# start of Listing

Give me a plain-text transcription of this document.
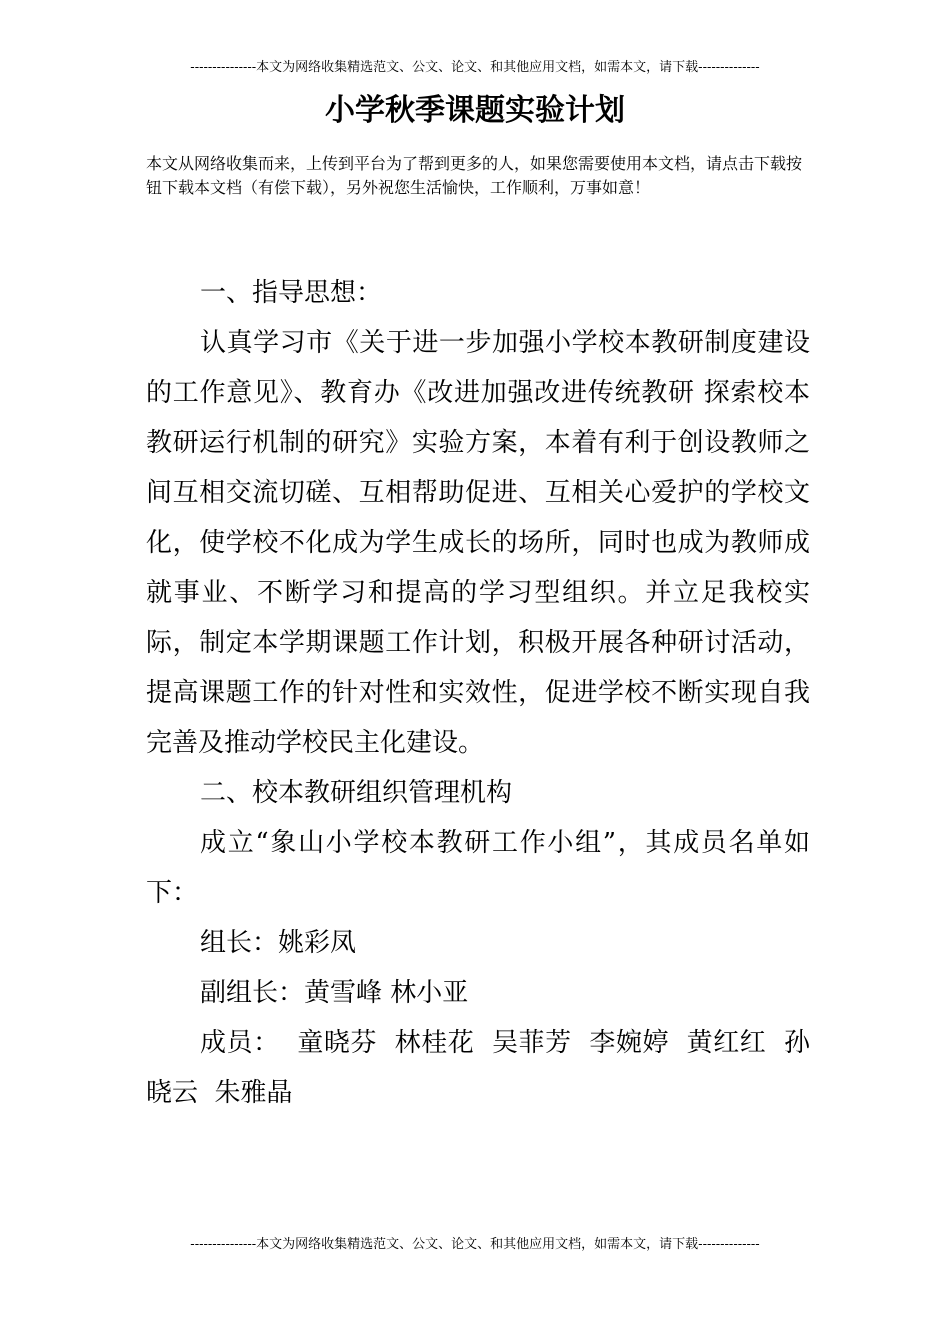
---------------本文为网络收集精选范文、公文、论文、和其他应用文档，如需本文，请下载--------------
小学秋季课题实验计划

本文从网络收集而来，上传到平台为了帮到更多的人，如果您需要使用本文档，请点击下载按钮下载本文档（有偿下载），另外祝您生活愉快，工作顺利，万事如意！

一、指导思想：

认真学习市《关于进一步加强小学校本教研制度建设的工作意见》、教育办《改进加强改进传统教研 探索校本教研运行机制的研究》实验方案，本着有利于创设教师之间互相交流切磋、互相帮助促进、互相关心爱护的学校文化，使学校不化成为学生成长的场所，同时也成为教师成就事业、不断学习和提高的学习型组织。并立足我校实际，制定本学期课题工作计划，积极开展各种研讨活动，提高课题工作的针对性和实效性，促进学校不断实现自我完善及推动学校民主化建设。

二、校本教研组织管理机构

成立“象山小学校本教研工作小组”，其成员名单如下：

组长：姚彩凤

副组长：黄雪峰 林小亚

成员：  童晓芬  林桂花  吴菲芳  李婉婷  黄红红  孙晓云  朱雅晶

---------------本文为网络收集精选范文、公文、论文、和其他应用文档，如需本文，请下载--------------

# end of Listing

**Given problem:** Repeat each record exactly, with the pictures left out.

**Task response:**
Give me a plain-text transcription of this document.
---------------本文为网络收集精选范文、公文、论文、和其他应用文档，如需本文，请下载--------------
小学秋季课题实验计划

本文从网络收集而来，上传到平台为了帮到更多的人，如果您需要使用本文档，请点击下载按钮下载本文档（有偿下载），另外祝您生活愉快，工作顺利，万事如意！

一、指导思想：

认真学习市《关于进一步加强小学校本教研制度建设的工作意见》、教育办《改进加强改进传统教研 探索校本教研运行机制的研究》实验方案，本着有利于创设教师之间互相交流切磋、互相帮助促进、互相关心爱护的学校文化，使学校不化成为学生成长的场所，同时也成为教师成就事业、不断学习和提高的学习型组织。并立足我校实际，制定本学期课题工作计划，积极开展各种研讨活动，提高课题工作的针对性和实效性，促进学校不断实现自我完善及推动学校民主化建设。

二、校本教研组织管理机构

成立“象山小学校本教研工作小组”，其成员名单如下：

组长：姚彩凤

副组长：黄雪峰 林小亚

成员：  童晓芬  林桂花  吴菲芳  李婉婷  黄红红  孙晓云  朱雅晶

---------------本文为网络收集精选范文、公文、论文、和其他应用文档，如需本文，请下载--------------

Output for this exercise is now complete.